Requirements
Leave out the pictures; transcribe all else exactly.

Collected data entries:
++++++++++++++++++++

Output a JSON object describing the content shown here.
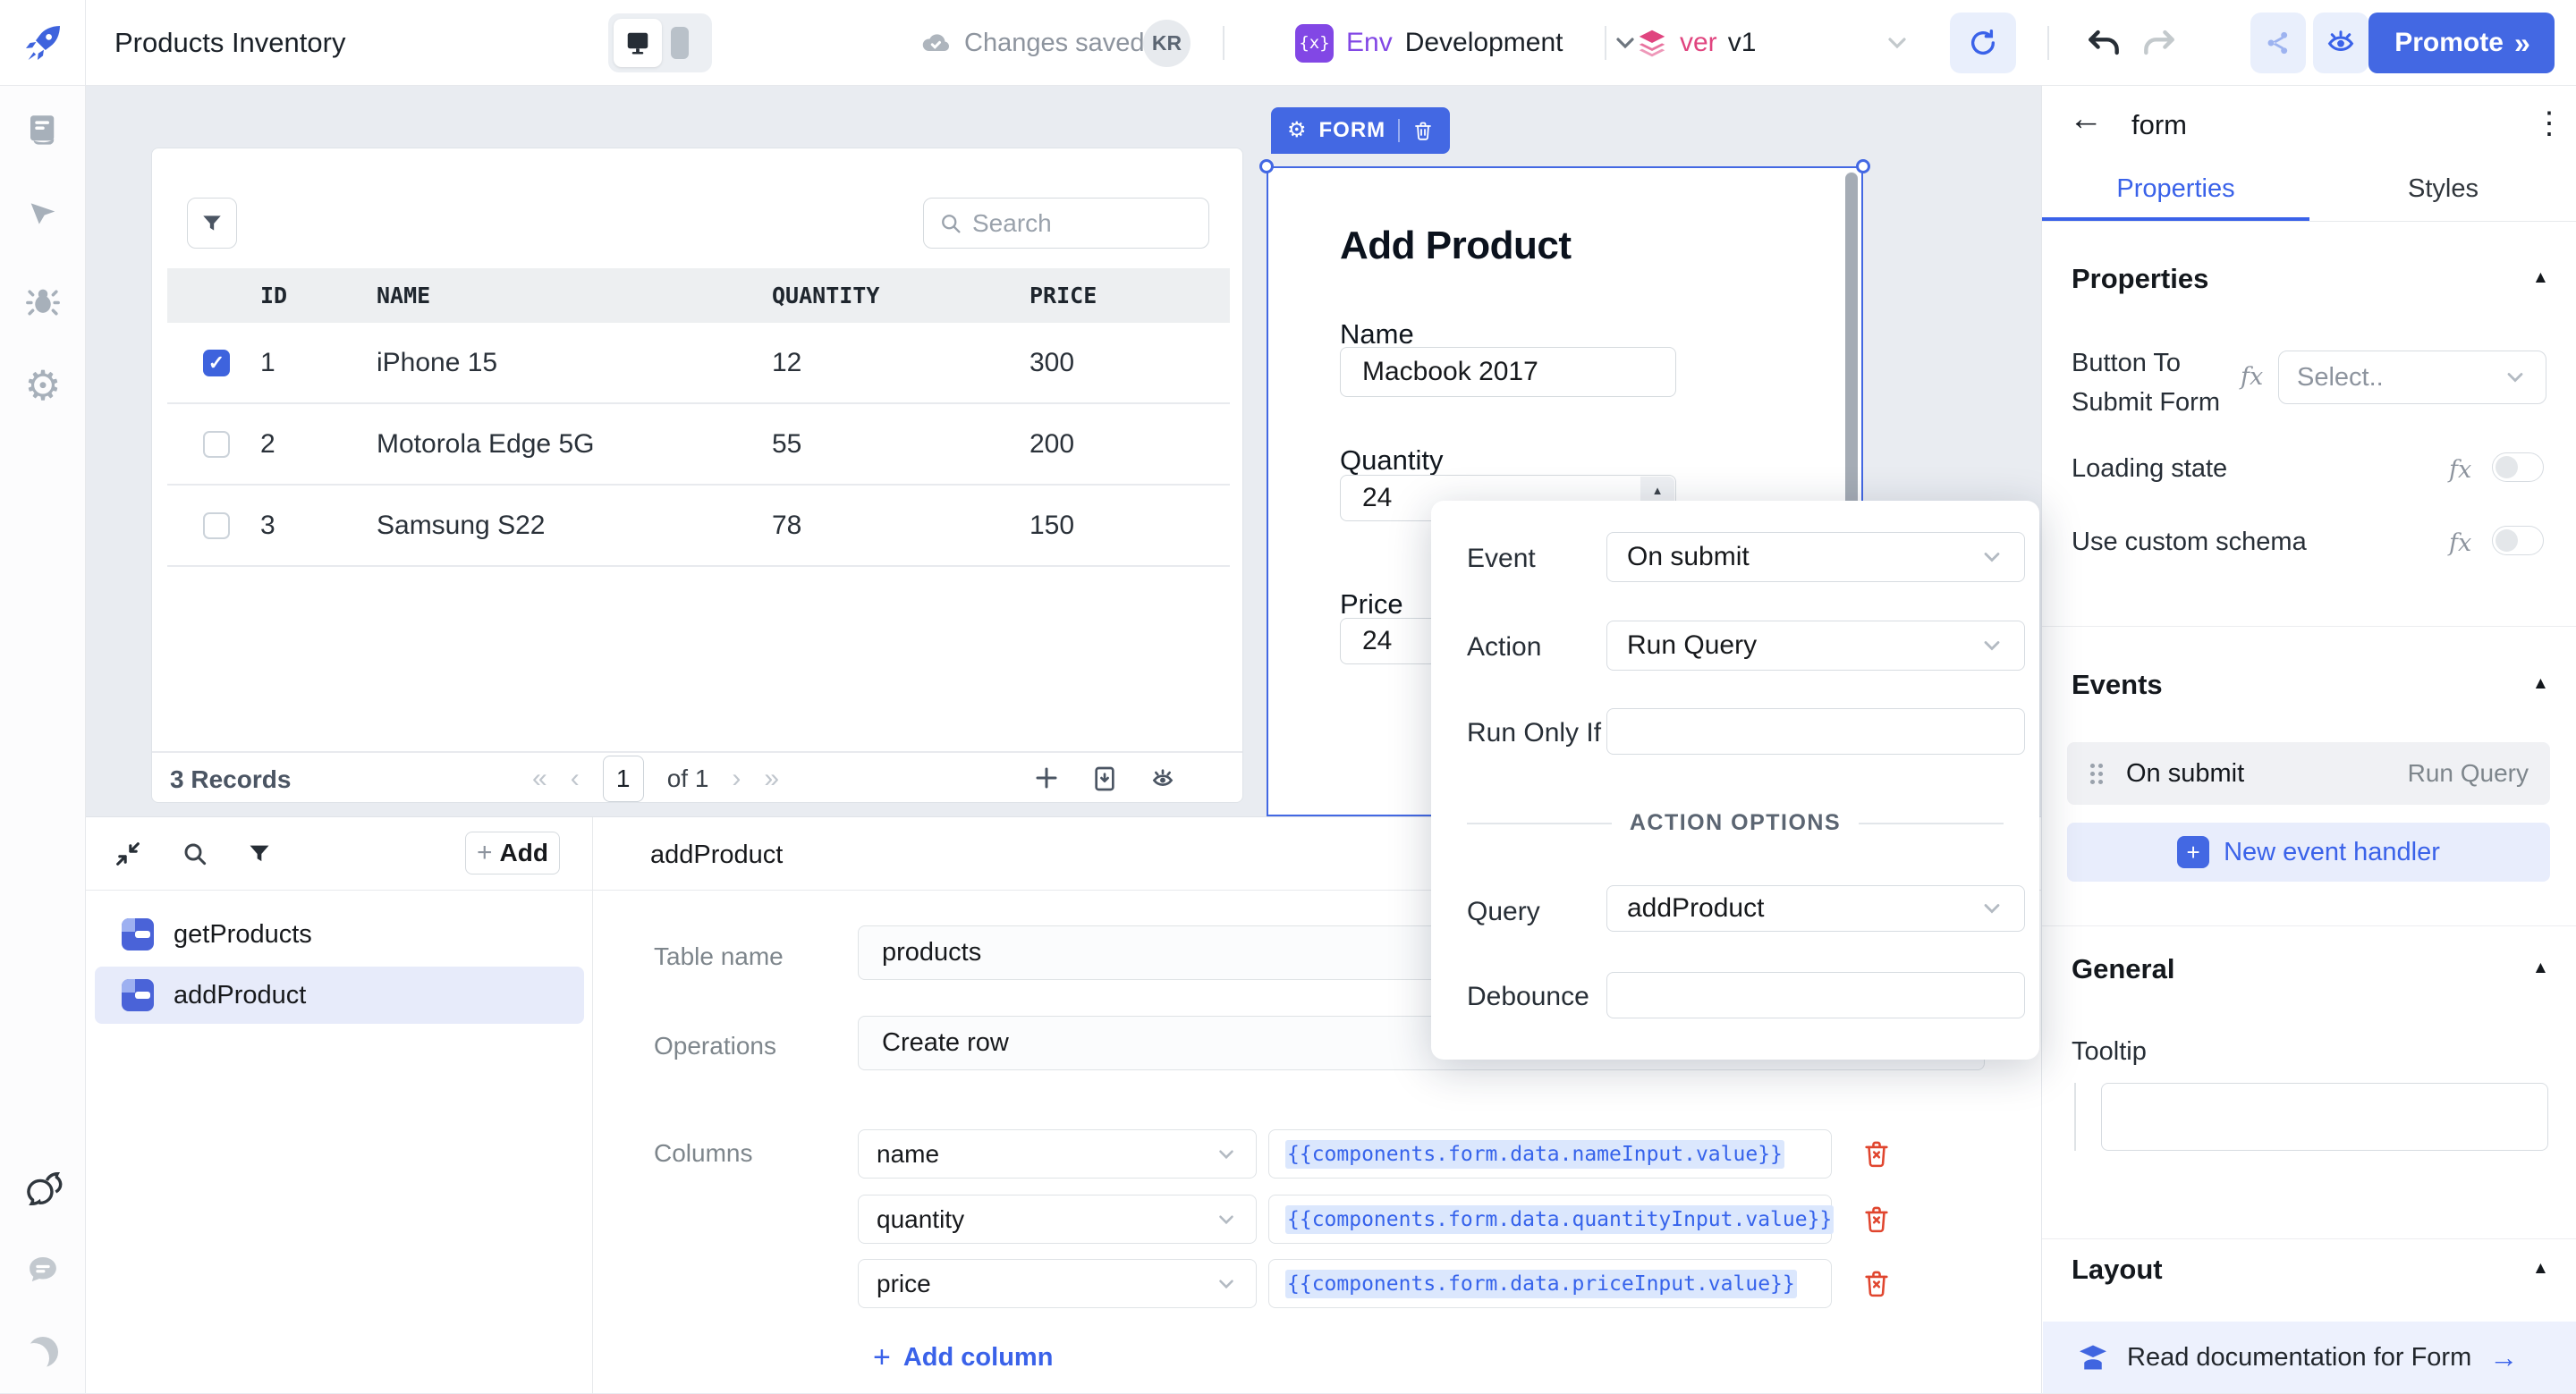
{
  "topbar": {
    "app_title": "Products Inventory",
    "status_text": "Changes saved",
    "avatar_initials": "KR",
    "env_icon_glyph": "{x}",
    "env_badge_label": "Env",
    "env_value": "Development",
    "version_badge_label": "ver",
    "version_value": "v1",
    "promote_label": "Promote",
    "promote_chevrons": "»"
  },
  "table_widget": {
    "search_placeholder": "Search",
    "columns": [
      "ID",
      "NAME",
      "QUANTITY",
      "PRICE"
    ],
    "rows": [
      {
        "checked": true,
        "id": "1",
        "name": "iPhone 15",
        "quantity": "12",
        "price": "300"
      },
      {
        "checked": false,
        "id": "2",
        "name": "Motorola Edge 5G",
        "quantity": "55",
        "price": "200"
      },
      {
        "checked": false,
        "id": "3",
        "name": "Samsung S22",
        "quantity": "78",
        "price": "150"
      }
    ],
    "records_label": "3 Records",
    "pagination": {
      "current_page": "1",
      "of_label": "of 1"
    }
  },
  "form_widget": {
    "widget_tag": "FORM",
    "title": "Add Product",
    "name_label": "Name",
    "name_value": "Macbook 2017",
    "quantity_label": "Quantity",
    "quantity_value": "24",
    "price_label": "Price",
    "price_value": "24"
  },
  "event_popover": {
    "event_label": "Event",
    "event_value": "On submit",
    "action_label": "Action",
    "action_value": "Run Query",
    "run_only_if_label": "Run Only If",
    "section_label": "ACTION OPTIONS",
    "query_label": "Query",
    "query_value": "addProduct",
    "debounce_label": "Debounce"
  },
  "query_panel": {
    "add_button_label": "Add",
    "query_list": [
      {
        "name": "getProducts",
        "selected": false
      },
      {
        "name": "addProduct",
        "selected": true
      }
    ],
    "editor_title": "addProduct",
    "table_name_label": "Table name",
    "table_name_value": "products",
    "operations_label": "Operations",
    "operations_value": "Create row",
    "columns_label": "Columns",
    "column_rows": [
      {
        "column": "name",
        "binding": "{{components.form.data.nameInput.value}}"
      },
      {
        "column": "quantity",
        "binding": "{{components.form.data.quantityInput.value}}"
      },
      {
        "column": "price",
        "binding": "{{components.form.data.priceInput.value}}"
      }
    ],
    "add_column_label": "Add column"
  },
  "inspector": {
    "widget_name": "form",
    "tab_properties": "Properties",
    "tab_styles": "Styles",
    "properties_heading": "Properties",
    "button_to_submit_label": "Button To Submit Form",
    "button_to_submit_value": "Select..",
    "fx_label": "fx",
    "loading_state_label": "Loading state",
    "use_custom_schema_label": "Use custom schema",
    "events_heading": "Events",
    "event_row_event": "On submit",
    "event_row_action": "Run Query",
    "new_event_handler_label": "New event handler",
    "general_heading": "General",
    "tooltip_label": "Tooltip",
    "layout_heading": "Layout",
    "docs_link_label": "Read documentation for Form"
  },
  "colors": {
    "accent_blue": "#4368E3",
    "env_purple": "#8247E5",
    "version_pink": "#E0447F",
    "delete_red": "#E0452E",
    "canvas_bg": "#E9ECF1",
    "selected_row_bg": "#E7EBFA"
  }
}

++++++++++++++++++++

Exercise response
Output a JSON object describing the content shown here.
{
  "topbar": {
    "app_title": "Products Inventory",
    "status_text": "Changes saved",
    "avatar_initials": "KR",
    "env_icon_glyph": "{x}",
    "env_badge_label": "Env",
    "env_value": "Development",
    "version_badge_label": "ver",
    "version_value": "v1",
    "promote_label": "Promote",
    "promote_chevrons": "»"
  },
  "table_widget": {
    "search_placeholder": "Search",
    "columns": [
      "ID",
      "NAME",
      "QUANTITY",
      "PRICE"
    ],
    "rows": [
      {
        "checked": true,
        "id": "1",
        "name": "iPhone 15",
        "quantity": "12",
        "price": "300"
      },
      {
        "checked": false,
        "id": "2",
        "name": "Motorola Edge 5G",
        "quantity": "55",
        "price": "200"
      },
      {
        "checked": false,
        "id": "3",
        "name": "Samsung S22",
        "quantity": "78",
        "price": "150"
      }
    ],
    "records_label": "3 Records",
    "pagination": {
      "current_page": "1",
      "of_label": "of 1"
    }
  },
  "form_widget": {
    "widget_tag": "FORM",
    "title": "Add Product",
    "name_label": "Name",
    "name_value": "Macbook 2017",
    "quantity_label": "Quantity",
    "quantity_value": "24",
    "price_label": "Price",
    "price_value": "24"
  },
  "event_popover": {
    "event_label": "Event",
    "event_value": "On submit",
    "action_label": "Action",
    "action_value": "Run Query",
    "run_only_if_label": "Run Only If",
    "section_label": "ACTION OPTIONS",
    "query_label": "Query",
    "query_value": "addProduct",
    "debounce_label": "Debounce"
  },
  "query_panel": {
    "add_button_label": "Add",
    "query_list": [
      {
        "name": "getProducts",
        "selected": false
      },
      {
        "name": "addProduct",
        "selected": true
      }
    ],
    "editor_title": "addProduct",
    "table_name_label": "Table name",
    "table_name_value": "products",
    "operations_label": "Operations",
    "operations_value": "Create row",
    "columns_label": "Columns",
    "column_rows": [
      {
        "column": "name",
        "binding": "{{components.form.data.nameInput.value}}"
      },
      {
        "column": "quantity",
        "binding": "{{components.form.data.quantityInput.value}}"
      },
      {
        "column": "price",
        "binding": "{{components.form.data.priceInput.value}}"
      }
    ],
    "add_column_label": "Add column"
  },
  "inspector": {
    "widget_name": "form",
    "tab_properties": "Properties",
    "tab_styles": "Styles",
    "properties_heading": "Properties",
    "button_to_submit_label": "Button To Submit Form",
    "button_to_submit_value": "Select..",
    "fx_label": "fx",
    "loading_state_label": "Loading state",
    "use_custom_schema_label": "Use custom schema",
    "events_heading": "Events",
    "event_row_event": "On submit",
    "event_row_action": "Run Query",
    "new_event_handler_label": "New event handler",
    "general_heading": "General",
    "tooltip_label": "Tooltip",
    "layout_heading": "Layout",
    "docs_link_label": "Read documentation for Form"
  },
  "colors": {
    "accent_blue": "#4368E3",
    "env_purple": "#8247E5",
    "version_pink": "#E0447F",
    "delete_red": "#E0452E",
    "canvas_bg": "#E9ECF1",
    "selected_row_bg": "#E7EBFA"
  }
}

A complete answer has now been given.